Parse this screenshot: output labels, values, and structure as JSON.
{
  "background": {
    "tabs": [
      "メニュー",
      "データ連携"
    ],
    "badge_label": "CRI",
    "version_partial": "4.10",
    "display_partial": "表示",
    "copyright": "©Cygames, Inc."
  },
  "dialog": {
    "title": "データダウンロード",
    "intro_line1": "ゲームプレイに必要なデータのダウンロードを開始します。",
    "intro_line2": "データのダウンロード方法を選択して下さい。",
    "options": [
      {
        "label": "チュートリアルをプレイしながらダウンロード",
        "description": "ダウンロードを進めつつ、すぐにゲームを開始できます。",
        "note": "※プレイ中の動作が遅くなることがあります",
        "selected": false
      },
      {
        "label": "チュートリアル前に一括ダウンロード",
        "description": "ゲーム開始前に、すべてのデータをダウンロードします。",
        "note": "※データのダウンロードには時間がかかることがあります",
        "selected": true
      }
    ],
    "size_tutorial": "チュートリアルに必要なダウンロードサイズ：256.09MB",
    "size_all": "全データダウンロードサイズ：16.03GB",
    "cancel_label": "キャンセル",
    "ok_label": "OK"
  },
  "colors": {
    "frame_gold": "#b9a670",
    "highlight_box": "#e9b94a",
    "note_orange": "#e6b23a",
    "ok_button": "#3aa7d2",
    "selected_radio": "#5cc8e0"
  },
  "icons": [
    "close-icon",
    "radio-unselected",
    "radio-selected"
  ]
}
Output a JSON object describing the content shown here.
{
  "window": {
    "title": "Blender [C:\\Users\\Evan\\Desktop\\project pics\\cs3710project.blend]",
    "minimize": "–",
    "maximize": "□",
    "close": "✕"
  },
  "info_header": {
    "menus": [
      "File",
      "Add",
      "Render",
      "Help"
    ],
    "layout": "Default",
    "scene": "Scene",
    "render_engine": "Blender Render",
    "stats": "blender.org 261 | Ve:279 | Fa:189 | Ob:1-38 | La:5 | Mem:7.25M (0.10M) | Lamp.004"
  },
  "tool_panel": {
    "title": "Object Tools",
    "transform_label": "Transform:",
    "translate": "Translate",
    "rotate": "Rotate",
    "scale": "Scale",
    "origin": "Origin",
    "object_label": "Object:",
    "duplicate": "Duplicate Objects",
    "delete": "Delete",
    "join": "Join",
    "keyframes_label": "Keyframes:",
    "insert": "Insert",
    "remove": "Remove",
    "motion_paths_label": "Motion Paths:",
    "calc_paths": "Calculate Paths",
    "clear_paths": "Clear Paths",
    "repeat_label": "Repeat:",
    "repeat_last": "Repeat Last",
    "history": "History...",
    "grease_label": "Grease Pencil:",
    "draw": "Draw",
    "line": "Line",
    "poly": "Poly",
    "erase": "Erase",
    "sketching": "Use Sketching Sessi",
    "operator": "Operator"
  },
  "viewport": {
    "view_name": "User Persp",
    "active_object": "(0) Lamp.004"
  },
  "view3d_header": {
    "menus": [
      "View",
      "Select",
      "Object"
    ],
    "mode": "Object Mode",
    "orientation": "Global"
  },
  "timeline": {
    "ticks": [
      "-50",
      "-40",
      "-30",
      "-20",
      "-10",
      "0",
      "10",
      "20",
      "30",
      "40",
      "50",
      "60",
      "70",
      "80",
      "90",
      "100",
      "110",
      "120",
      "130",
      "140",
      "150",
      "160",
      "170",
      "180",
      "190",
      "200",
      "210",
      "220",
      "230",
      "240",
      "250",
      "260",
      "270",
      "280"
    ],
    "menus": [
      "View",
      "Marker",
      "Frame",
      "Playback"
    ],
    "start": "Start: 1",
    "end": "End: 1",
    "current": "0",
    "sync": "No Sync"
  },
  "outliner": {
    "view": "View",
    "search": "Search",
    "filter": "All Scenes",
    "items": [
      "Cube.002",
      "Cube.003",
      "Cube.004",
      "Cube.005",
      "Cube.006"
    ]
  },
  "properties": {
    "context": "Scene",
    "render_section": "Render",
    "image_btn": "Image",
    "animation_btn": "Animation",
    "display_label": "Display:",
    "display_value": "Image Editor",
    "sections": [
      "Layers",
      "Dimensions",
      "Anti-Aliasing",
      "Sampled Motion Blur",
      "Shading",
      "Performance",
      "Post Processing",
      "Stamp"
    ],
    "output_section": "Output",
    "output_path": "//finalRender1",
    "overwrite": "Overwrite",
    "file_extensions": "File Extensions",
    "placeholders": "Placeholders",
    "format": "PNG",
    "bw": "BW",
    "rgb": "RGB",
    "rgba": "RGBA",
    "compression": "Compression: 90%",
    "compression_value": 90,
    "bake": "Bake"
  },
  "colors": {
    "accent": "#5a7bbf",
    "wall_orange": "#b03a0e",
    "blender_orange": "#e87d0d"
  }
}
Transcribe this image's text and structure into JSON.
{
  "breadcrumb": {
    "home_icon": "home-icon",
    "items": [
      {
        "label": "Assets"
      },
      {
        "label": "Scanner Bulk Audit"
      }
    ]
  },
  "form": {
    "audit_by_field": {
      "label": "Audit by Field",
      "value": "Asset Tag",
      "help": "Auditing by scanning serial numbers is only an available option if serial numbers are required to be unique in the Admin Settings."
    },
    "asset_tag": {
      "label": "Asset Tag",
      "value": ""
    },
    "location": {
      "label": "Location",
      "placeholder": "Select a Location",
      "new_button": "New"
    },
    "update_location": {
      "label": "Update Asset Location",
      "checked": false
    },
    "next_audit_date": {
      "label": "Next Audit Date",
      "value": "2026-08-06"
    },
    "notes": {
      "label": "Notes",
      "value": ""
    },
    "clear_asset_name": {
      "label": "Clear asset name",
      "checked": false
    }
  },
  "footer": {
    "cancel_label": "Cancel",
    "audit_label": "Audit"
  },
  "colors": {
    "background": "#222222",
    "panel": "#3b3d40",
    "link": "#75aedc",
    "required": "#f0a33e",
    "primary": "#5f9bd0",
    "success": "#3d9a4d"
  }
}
******************************
Problem statement: Every line of the data above should be copied exactly.

Full response:
Parse this screenshot: output labels, values, and structure as JSON.
{
  "background": {
    "tabs": [
      "メニュー",
      "データ連携"
    ],
    "badge_label": "CRI",
    "version_partial": "4.10",
    "display_partial": "表示",
    "copyright": "©Cygames, Inc."
  },
  "dialog": {
    "title": "データダウンロード",
    "intro_line1": "ゲームプレイに必要なデータのダウンロードを開始します。",
    "intro_line2": "データのダウンロード方法を選択して下さい。",
    "options": [
      {
        "label": "チュートリアルをプレイしながらダウンロード",
        "description": "ダウンロードを進めつつ、すぐにゲームを開始できます。",
        "note": "※プレイ中の動作が遅くなることがあります",
        "selected": false
      },
      {
        "label": "チュートリアル前に一括ダウンロード",
        "description": "ゲーム開始前に、すべてのデータをダウンロードします。",
        "note": "※データのダウンロードには時間がかかることがあります",
        "selected": true
      }
    ],
    "size_tutorial": "チュートリアルに必要なダウンロードサイズ：256.09MB",
    "size_all": "全データダウンロードサイズ：16.03GB",
    "cancel_label": "キャンセル",
    "ok_label": "OK"
  },
  "colors": {
    "frame_gold": "#b9a670",
    "highlight_box": "#e9b94a",
    "note_orange": "#e6b23a",
    "ok_button": "#3aa7d2",
    "selected_radio": "#5cc8e0"
  },
  "icons": [
    "close-icon",
    "radio-unselected",
    "radio-selected"
  ]
}
Output a JSON object describing the content shown here.
{
  "window": {
    "title": "Blender [C:\\Users\\Evan\\Desktop\\project pics\\cs3710project.blend]",
    "minimize": "–",
    "maximize": "□",
    "close": "✕"
  },
  "info_header": {
    "menus": [
      "File",
      "Add",
      "Render",
      "Help"
    ],
    "layout": "Default",
    "scene": "Scene",
    "render_engine": "Blender Render",
    "stats": "blender.org 261 | Ve:279 | Fa:189 | Ob:1-38 | La:5 | Mem:7.25M (0.10M) | Lamp.004"
  },
  "tool_panel": {
    "title": "Object Tools",
    "transform_label": "Transform:",
    "translate": "Translate",
    "rotate": "Rotate",
    "scale": "Scale",
    "origin": "Origin",
    "object_label": "Object:",
    "duplicate": "Duplicate Objects",
    "delete": "Delete",
    "join": "Join",
    "keyframes_label": "Keyframes:",
    "insert": "Insert",
    "remove": "Remove",
    "motion_paths_label": "Motion Paths:",
    "calc_paths": "Calculate Paths",
    "clear_paths": "Clear Paths",
    "repeat_label": "Repeat:",
    "repeat_last": "Repeat Last",
    "history": "History...",
    "grease_label": "Grease Pencil:",
    "draw": "Draw",
    "line": "Line",
    "poly": "Poly",
    "erase": "Erase",
    "sketching": "Use Sketching Sessi",
    "operator": "Operator"
  },
  "viewport": {
    "view_name": "User Persp",
    "active_object": "(0) Lamp.004"
  },
  "view3d_header": {
    "menus": [
      "View",
      "Select",
      "Object"
    ],
    "mode": "Object Mode",
    "orientation": "Global"
  },
  "timeline": {
    "ticks": [
      "-50",
      "-40",
      "-30",
      "-20",
      "-10",
      "0",
      "10",
      "20",
      "30",
      "40",
      "50",
      "60",
      "70",
      "80",
      "90",
      "100",
      "110",
      "120",
      "130",
      "140",
      "150",
      "160",
      "170",
      "180",
      "190",
      "200",
      "210",
      "220",
      "230",
      "240",
      "250",
      "260",
      "270",
      "280"
    ],
    "menus": [
      "View",
      "Marker",
      "Frame",
      "Playback"
    ],
    "start": "Start: 1",
    "end": "End: 1",
    "current": "0",
    "sync": "No Sync"
  },
  "outliner": {
    "view": "View",
    "search": "Search",
    "filter": "All Scenes",
    "items": [
      "Cube.002",
      "Cube.003",
      "Cube.004",
      "Cube.005",
      "Cube.006"
    ]
  },
  "properties": {
    "context": "Scene",
    "render_section": "Render",
    "image_btn": "Image",
    "animation_btn": "Animation",
    "display_label": "Display:",
    "display_value": "Image Editor",
    "sections": [
      "Layers",
      "Dimensions",
      "Anti-Aliasing",
      "Sampled Motion Blur",
      "Shading",
      "Performance",
      "Post Processing",
      "Stamp"
    ],
    "output_section": "Output",
    "output_path": "//finalRender1",
    "overwrite": "Overwrite",
    "file_extensions": "File Extensions",
    "placeholders": "Placeholders",
    "format": "PNG",
    "bw": "BW",
    "rgb": "RGB",
    "rgba": "RGBA",
    "compression": "Compression: 90%",
    "compression_value": 90,
    "bake": "Bake"
  },
  "colors": {
    "accent": "#5a7bbf",
    "wall_orange": "#b03a0e",
    "blender_orange": "#e87d0d"
  }
}
Transcribe this image's text and structure into JSON.
{
  "breadcrumb": {
    "home_icon": "home-icon",
    "items": [
      {
        "label": "Assets"
      },
      {
        "label": "Scanner Bulk Audit"
      }
    ]
  },
  "form": {
    "audit_by_field": {
      "label": "Audit by Field",
      "value": "Asset Tag",
      "help": "Auditing by scanning serial numbers is only an available option if serial numbers are required to be unique in the Admin Settings."
    },
    "asset_tag": {
      "label": "Asset Tag",
      "value": ""
    },
    "location": {
      "label": "Location",
      "placeholder": "Select a Location",
      "new_button": "New"
    },
    "update_location": {
      "label": "Update Asset Location",
      "checked": false
    },
    "next_audit_date": {
      "label": "Next Audit Date",
      "value": "2026-08-06"
    },
    "notes": {
      "label": "Notes",
      "value": ""
    },
    "clear_asset_name": {
      "label": "Clear asset name",
      "checked": false
    }
  },
  "footer": {
    "cancel_label": "Cancel",
    "audit_label": "Audit"
  },
  "colors": {
    "background": "#222222",
    "panel": "#3b3d40",
    "link": "#75aedc",
    "required": "#f0a33e",
    "primary": "#5f9bd0",
    "success": "#3d9a4d"
  }
}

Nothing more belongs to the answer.